↓↓↓

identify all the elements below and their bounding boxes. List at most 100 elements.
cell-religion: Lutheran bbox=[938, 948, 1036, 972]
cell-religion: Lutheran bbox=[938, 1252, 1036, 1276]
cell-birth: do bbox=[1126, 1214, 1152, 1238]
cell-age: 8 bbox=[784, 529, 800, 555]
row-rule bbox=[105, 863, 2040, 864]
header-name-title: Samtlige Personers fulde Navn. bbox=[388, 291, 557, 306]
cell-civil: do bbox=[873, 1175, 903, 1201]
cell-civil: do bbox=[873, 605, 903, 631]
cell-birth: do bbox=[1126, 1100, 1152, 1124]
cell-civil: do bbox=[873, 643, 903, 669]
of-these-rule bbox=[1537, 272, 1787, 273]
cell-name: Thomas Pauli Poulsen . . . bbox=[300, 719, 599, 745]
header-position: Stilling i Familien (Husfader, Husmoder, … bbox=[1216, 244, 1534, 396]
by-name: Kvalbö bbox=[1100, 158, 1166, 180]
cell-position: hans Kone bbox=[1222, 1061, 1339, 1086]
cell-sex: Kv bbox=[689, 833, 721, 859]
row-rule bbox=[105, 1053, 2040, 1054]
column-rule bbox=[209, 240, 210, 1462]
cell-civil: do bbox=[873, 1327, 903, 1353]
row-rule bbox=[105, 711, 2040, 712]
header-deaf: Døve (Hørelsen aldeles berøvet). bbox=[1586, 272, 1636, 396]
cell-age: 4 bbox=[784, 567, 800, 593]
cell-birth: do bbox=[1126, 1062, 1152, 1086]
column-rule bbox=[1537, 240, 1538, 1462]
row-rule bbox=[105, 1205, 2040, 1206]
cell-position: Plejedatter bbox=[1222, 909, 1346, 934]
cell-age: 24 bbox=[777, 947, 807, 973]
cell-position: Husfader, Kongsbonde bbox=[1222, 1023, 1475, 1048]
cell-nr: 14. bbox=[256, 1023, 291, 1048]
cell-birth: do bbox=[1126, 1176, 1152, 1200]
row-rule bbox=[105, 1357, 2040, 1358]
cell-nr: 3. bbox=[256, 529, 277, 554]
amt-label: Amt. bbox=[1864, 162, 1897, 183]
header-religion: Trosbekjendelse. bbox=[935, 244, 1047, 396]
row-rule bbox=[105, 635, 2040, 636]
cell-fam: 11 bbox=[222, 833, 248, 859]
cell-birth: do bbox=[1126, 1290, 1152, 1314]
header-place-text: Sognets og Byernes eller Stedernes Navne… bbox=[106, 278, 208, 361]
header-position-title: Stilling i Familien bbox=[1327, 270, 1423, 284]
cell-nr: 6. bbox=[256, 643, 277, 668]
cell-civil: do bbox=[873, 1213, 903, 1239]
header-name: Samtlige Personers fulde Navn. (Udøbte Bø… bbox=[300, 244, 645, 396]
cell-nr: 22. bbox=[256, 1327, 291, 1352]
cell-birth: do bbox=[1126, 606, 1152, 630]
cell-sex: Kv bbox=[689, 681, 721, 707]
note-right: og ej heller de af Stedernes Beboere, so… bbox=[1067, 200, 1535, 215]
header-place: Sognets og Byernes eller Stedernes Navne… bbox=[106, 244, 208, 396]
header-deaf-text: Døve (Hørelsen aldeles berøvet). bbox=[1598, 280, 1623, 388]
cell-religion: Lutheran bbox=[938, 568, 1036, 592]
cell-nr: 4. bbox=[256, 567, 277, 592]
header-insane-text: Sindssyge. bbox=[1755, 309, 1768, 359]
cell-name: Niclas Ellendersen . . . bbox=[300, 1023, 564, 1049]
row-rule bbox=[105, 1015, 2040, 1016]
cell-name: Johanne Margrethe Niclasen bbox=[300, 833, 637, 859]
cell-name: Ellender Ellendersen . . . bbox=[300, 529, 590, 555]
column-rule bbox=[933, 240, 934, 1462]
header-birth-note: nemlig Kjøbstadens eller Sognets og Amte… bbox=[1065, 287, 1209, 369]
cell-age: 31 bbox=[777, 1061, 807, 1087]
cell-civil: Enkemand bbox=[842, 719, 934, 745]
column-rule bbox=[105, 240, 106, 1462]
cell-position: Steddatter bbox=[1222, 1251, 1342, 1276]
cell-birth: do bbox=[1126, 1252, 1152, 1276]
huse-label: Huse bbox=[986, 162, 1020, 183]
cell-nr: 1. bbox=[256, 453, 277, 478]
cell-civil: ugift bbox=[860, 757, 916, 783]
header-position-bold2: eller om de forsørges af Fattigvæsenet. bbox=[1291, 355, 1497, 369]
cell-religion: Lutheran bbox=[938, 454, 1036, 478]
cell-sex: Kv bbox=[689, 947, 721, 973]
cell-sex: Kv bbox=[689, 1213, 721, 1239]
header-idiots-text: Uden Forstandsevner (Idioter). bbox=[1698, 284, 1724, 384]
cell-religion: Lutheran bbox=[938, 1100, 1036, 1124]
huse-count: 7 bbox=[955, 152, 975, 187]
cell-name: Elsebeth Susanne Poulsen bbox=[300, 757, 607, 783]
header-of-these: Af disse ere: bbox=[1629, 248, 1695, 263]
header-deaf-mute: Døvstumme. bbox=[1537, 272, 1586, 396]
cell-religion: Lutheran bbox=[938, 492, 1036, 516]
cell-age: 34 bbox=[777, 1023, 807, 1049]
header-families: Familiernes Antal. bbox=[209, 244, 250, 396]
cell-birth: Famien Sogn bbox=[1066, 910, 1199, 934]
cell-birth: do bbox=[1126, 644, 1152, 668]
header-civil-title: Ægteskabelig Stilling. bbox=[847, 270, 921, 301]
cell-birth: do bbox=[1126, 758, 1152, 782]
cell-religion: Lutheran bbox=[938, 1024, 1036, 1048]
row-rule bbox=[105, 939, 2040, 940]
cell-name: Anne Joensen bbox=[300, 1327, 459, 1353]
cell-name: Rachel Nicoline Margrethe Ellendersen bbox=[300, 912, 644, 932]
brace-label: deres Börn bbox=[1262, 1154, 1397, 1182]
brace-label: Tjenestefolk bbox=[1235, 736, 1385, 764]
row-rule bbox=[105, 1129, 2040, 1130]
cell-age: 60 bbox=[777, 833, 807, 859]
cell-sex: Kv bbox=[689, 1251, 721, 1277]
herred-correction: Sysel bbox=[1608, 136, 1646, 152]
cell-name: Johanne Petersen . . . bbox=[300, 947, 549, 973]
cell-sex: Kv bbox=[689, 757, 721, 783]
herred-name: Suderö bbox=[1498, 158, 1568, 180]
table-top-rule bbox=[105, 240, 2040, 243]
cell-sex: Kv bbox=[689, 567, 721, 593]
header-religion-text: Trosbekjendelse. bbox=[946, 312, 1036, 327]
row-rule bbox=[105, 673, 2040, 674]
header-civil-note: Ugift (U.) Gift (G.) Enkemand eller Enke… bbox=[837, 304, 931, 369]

↑↑↑

→ **Brief**
Extract the lines above and reproduce them exactly, character for character.

→ **Result for this task**
identify all the elements below and their bounding boxes. List at most 100 elements.
cell-religion: Lutheran bbox=[938, 948, 1036, 972]
cell-religion: Lutheran bbox=[938, 1252, 1036, 1276]
cell-birth: do bbox=[1126, 1214, 1152, 1238]
cell-age: 8 bbox=[784, 529, 800, 555]
row-rule bbox=[105, 863, 2040, 864]
header-name-title: Samtlige Personers fulde Navn. bbox=[388, 291, 557, 306]
cell-civil: do bbox=[873, 1175, 903, 1201]
cell-civil: do bbox=[873, 605, 903, 631]
cell-birth: do bbox=[1126, 1100, 1152, 1124]
cell-civil: do bbox=[873, 643, 903, 669]
of-these-rule bbox=[1537, 272, 1787, 273]
cell-name: Thomas Pauli Poulsen . . . bbox=[300, 719, 599, 745]
header-position: Stilling i Familien (Husfader, Husmoder, … bbox=[1216, 244, 1534, 396]
by-name: Kvalbö bbox=[1100, 158, 1166, 180]
cell-position: hans Kone bbox=[1222, 1061, 1339, 1086]
cell-sex: Kv bbox=[689, 833, 721, 859]
row-rule bbox=[105, 1053, 2040, 1054]
column-rule bbox=[209, 240, 210, 1462]
cell-civil: do bbox=[873, 1327, 903, 1353]
row-rule bbox=[105, 711, 2040, 712]
header-deaf: Døve (Hørelsen aldeles berøvet). bbox=[1586, 272, 1636, 396]
cell-age: 4 bbox=[784, 567, 800, 593]
cell-birth: do bbox=[1126, 1062, 1152, 1086]
column-rule bbox=[1537, 240, 1538, 1462]
row-rule bbox=[105, 1205, 2040, 1206]
cell-position: Plejedatter bbox=[1222, 909, 1346, 934]
cell-age: 24 bbox=[777, 947, 807, 973]
cell-position: Husfader, Kongsbonde bbox=[1222, 1023, 1475, 1048]
cell-nr: 14. bbox=[256, 1023, 291, 1048]
cell-birth: do bbox=[1126, 1176, 1152, 1200]
row-rule bbox=[105, 1357, 2040, 1358]
cell-nr: 3. bbox=[256, 529, 277, 554]
amt-label: Amt. bbox=[1864, 162, 1897, 183]
header-religion: Trosbekjendelse. bbox=[935, 244, 1047, 396]
row-rule bbox=[105, 635, 2040, 636]
cell-fam: 11 bbox=[222, 833, 248, 859]
cell-birth: do bbox=[1126, 1290, 1152, 1314]
header-place-text: Sognets og Byernes eller Stedernes Navne… bbox=[106, 278, 208, 361]
header-position-title: Stilling i Familien bbox=[1327, 270, 1423, 284]
cell-nr: 6. bbox=[256, 643, 277, 668]
cell-civil: do bbox=[873, 1213, 903, 1239]
header-name: Samtlige Personers fulde Navn. (Udøbte Bø… bbox=[300, 244, 645, 396]
cell-nr: 22. bbox=[256, 1327, 291, 1352]
cell-birth: do bbox=[1126, 606, 1152, 630]
cell-sex: Kv bbox=[689, 681, 721, 707]
note-right: og ej heller de af Stedernes Beboere, so… bbox=[1067, 200, 1535, 215]
header-place: Sognets og Byernes eller Stedernes Navne… bbox=[106, 244, 208, 396]
header-deaf-text: Døve (Hørelsen aldeles berøvet). bbox=[1598, 280, 1623, 388]
cell-religion: Lutheran bbox=[938, 568, 1036, 592]
cell-nr: 4. bbox=[256, 567, 277, 592]
header-insane-text: Sindssyge. bbox=[1755, 309, 1768, 359]
cell-name: Niclas Ellendersen . . . bbox=[300, 1023, 564, 1049]
row-rule bbox=[105, 1015, 2040, 1016]
cell-name: Johanne Margrethe Niclasen bbox=[300, 833, 637, 859]
cell-name: Ellender Ellendersen . . . bbox=[300, 529, 590, 555]
column-rule bbox=[933, 240, 934, 1462]
header-birth-note: nemlig Kjøbstadens eller Sognets og Amte… bbox=[1065, 287, 1209, 369]
cell-age: 31 bbox=[777, 1061, 807, 1087]
cell-civil: Enkemand bbox=[842, 719, 934, 745]
column-rule bbox=[105, 240, 106, 1462]
cell-position: Steddatter bbox=[1222, 1251, 1342, 1276]
cell-birth: do bbox=[1126, 1252, 1152, 1276]
huse-label: Huse bbox=[986, 162, 1020, 183]
cell-nr: 1. bbox=[256, 453, 277, 478]
cell-civil: ugift bbox=[860, 757, 916, 783]
header-position-bold2: eller om de forsørges af Fattigvæsenet. bbox=[1291, 355, 1497, 369]
cell-religion: Lutheran bbox=[938, 454, 1036, 478]
cell-sex: Kv bbox=[689, 947, 721, 973]
cell-sex: Kv bbox=[689, 1213, 721, 1239]
header-idiots-text: Uden Forstandsevner (Idioter). bbox=[1698, 284, 1724, 384]
cell-religion: Lutheran bbox=[938, 1100, 1036, 1124]
huse-count: 7 bbox=[955, 152, 975, 187]
cell-name: Elsebeth Susanne Poulsen bbox=[300, 757, 607, 783]
header-of-these: Af disse ere: bbox=[1629, 248, 1695, 263]
header-deaf-mute: Døvstumme. bbox=[1537, 272, 1586, 396]
cell-religion: Lutheran bbox=[938, 492, 1036, 516]
cell-age: 34 bbox=[777, 1023, 807, 1049]
header-families: Familiernes Antal. bbox=[209, 244, 250, 396]
cell-birth: Famien Sogn bbox=[1066, 910, 1199, 934]
cell-birth: do bbox=[1126, 644, 1152, 668]
header-civil-title: Ægteskabelig Stilling. bbox=[847, 270, 921, 301]
cell-birth: do bbox=[1126, 758, 1152, 782]
cell-religion: Lutheran bbox=[938, 1024, 1036, 1048]
row-rule bbox=[105, 939, 2040, 940]
cell-name: Anne Joensen bbox=[300, 1327, 459, 1353]
cell-name: Rachel Nicoline Margrethe Ellendersen bbox=[300, 912, 644, 932]
brace-label: deres Börn bbox=[1262, 1154, 1397, 1182]
brace-label: Tjenestefolk bbox=[1235, 736, 1385, 764]
row-rule bbox=[105, 1129, 2040, 1130]
cell-age: 60 bbox=[777, 833, 807, 859]
cell-sex: Kv bbox=[689, 1251, 721, 1277]
herred-correction: Sysel bbox=[1608, 136, 1646, 152]
cell-name: Johanne Petersen . . . bbox=[300, 947, 549, 973]
cell-sex: Kv bbox=[689, 757, 721, 783]
herred-name: Suderö bbox=[1498, 158, 1568, 180]
table-top-rule bbox=[105, 240, 2040, 243]
cell-sex: Kv bbox=[689, 567, 721, 593]
header-religion-text: Trosbekjendelse. bbox=[946, 312, 1036, 327]
row-rule bbox=[105, 673, 2040, 674]
header-civil-note: Ugift (U.) Gift (G.) Enkemand eller Enke… bbox=[837, 304, 931, 369]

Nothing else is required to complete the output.